═══ Data shown

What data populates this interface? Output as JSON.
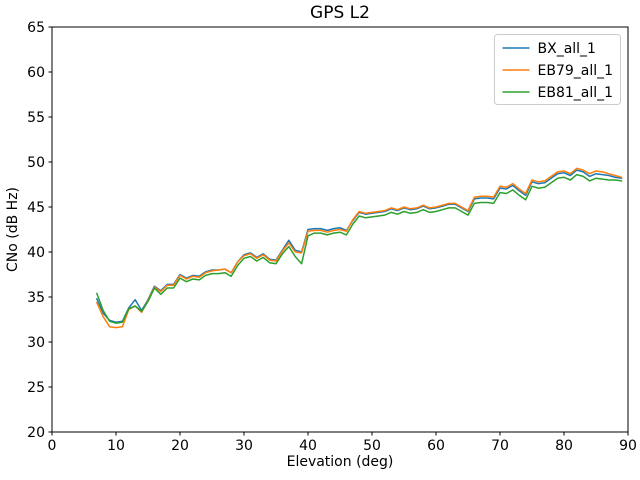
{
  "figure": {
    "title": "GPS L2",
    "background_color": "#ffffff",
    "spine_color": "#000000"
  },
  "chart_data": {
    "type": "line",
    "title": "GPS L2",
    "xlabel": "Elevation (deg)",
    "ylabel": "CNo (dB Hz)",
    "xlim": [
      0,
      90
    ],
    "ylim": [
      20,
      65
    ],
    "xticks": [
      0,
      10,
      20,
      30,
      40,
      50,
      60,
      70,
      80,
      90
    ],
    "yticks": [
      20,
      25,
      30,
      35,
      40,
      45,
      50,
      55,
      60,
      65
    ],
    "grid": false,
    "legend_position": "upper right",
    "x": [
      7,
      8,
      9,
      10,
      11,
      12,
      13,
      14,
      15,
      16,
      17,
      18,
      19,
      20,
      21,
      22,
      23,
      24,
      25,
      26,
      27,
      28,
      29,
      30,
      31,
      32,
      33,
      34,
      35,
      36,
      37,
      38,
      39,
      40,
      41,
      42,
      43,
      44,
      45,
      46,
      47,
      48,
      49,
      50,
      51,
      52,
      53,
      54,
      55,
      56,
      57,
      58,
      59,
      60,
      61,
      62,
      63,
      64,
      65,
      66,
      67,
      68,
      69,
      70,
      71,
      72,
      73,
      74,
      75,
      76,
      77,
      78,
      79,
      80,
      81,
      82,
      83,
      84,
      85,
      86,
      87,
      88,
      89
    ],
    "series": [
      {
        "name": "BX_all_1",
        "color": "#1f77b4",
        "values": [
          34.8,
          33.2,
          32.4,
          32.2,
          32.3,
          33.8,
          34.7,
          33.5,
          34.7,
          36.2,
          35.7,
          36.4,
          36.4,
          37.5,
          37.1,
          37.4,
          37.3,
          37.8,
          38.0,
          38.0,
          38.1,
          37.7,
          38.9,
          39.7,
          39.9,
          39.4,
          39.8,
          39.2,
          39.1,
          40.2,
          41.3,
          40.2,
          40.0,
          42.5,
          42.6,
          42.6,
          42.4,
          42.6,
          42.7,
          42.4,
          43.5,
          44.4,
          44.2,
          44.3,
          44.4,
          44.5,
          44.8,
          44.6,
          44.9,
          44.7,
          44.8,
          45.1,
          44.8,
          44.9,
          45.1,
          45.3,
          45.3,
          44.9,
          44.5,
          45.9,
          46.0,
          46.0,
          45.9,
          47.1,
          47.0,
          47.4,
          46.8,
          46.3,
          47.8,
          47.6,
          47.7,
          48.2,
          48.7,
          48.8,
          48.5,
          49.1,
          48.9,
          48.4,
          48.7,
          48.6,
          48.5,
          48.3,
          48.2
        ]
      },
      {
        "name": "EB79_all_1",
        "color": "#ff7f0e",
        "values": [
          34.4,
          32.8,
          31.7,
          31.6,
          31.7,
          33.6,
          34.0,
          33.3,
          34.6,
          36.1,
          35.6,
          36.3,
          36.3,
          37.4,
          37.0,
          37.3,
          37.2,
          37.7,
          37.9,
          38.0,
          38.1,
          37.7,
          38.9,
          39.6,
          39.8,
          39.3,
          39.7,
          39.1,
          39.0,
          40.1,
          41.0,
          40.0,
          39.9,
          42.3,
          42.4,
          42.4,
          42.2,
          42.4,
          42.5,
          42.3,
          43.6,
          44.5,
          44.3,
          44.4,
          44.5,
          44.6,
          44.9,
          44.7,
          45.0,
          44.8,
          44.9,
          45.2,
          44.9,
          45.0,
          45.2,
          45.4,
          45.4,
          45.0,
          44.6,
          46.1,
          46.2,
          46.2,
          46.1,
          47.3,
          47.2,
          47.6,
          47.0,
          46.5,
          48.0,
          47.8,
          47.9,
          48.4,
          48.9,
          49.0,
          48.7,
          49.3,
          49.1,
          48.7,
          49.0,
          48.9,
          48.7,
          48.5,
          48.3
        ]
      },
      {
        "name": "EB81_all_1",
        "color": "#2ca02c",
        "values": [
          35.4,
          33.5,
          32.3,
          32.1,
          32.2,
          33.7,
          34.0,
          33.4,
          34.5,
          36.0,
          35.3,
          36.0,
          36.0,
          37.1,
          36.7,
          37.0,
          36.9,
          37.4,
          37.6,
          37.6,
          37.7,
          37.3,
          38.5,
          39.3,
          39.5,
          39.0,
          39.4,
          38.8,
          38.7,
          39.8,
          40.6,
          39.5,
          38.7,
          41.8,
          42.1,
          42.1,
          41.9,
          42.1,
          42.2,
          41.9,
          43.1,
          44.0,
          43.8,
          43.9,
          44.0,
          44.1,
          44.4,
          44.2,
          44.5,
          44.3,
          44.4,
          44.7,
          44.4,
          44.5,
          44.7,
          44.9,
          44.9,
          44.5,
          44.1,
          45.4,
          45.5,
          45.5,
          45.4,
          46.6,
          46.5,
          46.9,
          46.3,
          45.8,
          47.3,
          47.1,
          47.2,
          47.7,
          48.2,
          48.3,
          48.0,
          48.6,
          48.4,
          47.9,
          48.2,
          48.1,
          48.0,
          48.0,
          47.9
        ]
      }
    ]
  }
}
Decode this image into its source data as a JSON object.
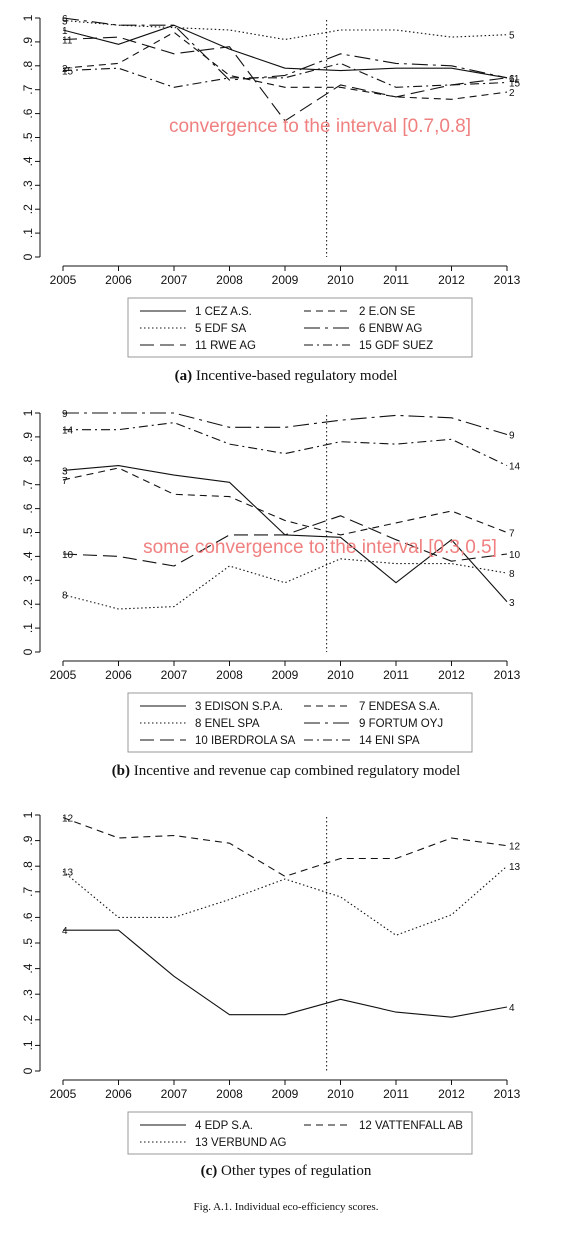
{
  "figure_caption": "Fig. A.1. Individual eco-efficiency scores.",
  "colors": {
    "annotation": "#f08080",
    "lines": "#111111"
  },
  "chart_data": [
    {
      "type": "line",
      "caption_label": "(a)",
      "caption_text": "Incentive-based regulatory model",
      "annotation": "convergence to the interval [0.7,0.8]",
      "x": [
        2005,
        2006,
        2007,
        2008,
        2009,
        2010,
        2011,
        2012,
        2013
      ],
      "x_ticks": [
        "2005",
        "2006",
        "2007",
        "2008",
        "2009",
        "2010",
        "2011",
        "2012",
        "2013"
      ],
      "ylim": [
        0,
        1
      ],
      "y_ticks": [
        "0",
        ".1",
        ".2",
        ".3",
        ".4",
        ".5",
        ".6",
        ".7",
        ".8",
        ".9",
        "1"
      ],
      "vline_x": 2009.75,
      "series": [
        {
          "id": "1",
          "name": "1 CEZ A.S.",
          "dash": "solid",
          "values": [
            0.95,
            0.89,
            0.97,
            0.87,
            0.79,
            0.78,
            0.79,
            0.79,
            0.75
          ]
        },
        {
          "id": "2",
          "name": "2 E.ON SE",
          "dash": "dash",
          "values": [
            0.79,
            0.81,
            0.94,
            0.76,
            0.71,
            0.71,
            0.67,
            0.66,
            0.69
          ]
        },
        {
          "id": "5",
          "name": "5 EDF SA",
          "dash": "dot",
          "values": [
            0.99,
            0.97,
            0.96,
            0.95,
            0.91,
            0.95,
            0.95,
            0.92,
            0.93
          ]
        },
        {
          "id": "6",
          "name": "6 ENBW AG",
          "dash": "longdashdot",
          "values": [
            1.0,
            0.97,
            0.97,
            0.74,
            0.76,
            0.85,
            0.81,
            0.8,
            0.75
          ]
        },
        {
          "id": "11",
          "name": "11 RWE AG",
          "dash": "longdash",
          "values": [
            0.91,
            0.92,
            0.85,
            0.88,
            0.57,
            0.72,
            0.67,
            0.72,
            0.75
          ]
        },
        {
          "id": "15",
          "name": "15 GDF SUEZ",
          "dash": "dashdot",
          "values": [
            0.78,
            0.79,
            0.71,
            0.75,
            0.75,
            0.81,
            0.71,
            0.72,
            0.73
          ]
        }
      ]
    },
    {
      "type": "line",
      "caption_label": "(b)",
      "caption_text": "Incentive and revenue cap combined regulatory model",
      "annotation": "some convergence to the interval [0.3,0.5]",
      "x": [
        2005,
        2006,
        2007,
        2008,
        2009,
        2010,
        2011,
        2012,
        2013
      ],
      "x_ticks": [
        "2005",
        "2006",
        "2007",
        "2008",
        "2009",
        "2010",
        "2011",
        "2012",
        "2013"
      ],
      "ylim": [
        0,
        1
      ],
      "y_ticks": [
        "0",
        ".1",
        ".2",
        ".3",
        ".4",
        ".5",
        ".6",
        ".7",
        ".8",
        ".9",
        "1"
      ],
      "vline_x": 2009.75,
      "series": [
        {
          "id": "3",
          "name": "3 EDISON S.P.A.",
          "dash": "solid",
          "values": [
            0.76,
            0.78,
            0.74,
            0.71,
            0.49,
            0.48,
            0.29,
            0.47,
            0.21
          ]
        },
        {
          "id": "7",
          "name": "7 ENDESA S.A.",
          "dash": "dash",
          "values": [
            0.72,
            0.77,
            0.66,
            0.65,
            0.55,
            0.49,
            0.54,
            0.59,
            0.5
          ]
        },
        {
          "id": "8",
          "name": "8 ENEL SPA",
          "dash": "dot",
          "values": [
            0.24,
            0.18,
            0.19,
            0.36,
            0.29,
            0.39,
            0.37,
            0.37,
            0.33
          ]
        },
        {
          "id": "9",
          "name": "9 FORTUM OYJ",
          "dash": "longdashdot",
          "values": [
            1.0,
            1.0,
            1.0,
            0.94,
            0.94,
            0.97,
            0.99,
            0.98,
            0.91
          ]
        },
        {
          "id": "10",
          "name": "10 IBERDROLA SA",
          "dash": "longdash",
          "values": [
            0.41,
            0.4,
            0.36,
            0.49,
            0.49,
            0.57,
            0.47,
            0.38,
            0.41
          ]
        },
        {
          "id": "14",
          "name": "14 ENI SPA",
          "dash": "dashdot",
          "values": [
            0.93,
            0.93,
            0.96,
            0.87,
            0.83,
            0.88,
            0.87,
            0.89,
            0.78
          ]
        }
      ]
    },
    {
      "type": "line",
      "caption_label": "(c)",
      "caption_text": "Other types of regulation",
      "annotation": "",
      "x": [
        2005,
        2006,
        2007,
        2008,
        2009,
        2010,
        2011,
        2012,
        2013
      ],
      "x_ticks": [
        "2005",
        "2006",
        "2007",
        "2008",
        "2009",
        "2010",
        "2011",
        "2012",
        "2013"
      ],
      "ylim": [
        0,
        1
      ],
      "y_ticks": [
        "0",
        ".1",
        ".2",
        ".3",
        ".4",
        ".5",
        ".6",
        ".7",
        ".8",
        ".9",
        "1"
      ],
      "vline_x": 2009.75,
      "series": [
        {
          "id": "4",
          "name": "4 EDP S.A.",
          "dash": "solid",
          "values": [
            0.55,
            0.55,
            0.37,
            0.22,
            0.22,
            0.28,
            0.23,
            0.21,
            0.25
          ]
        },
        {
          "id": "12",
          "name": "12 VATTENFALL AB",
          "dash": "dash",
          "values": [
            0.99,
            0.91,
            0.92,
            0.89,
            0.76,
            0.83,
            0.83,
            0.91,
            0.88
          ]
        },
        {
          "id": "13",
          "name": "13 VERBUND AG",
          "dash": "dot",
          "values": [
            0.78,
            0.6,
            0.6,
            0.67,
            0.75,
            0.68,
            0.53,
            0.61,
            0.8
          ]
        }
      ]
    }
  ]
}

══════
═══ Data shown

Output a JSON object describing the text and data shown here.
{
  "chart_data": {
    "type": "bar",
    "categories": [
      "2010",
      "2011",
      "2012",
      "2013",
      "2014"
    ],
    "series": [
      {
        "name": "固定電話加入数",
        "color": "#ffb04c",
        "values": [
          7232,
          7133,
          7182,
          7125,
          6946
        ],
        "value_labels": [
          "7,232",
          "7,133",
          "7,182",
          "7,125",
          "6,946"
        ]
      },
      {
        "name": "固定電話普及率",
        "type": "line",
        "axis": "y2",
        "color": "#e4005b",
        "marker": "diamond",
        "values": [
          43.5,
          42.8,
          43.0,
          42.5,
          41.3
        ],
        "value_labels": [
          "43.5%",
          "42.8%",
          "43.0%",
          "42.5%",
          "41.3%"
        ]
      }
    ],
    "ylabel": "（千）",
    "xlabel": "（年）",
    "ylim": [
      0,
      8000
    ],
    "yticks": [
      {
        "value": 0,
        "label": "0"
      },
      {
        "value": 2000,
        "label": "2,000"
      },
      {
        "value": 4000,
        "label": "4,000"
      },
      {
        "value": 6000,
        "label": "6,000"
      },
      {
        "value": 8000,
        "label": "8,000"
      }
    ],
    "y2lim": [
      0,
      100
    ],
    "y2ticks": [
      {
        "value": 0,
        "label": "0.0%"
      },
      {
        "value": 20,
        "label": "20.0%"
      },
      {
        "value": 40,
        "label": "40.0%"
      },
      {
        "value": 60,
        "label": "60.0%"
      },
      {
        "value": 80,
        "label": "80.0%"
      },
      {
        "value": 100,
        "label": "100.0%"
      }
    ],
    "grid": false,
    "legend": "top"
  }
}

══════
═══ Data shown

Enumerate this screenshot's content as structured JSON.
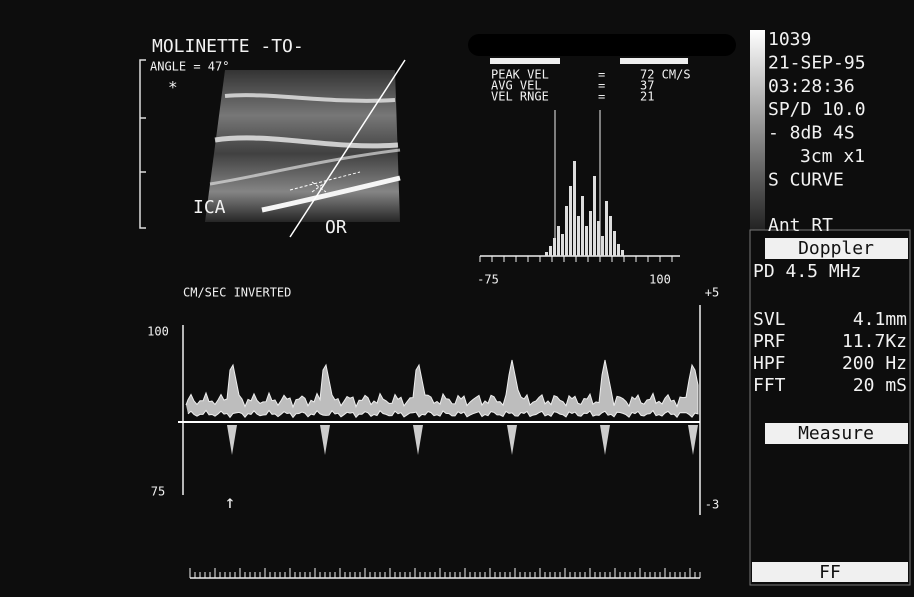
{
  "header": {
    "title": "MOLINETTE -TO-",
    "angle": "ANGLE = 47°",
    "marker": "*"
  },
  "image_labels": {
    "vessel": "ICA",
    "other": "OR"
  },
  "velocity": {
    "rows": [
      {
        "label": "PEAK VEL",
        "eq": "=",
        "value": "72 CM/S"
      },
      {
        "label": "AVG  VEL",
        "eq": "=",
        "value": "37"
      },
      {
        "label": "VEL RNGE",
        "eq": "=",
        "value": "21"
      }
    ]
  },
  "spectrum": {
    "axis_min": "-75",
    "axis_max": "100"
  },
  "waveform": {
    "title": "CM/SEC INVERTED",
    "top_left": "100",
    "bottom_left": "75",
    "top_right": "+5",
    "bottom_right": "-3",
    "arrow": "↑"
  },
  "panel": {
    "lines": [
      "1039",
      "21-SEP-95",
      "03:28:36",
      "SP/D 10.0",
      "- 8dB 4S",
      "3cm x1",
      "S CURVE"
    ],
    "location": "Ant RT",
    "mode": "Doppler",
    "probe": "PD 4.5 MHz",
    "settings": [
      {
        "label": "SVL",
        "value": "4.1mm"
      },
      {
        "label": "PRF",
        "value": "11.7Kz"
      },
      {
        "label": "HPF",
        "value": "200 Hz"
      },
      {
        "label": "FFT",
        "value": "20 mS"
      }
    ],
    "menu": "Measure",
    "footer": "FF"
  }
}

══════

In the entries above, locate every line with the word "Incentive" and copy it.

      "caption_text": "Incentive-based regulatory model",
      "caption_text": "Incentive and revenue cap combined regulatory model",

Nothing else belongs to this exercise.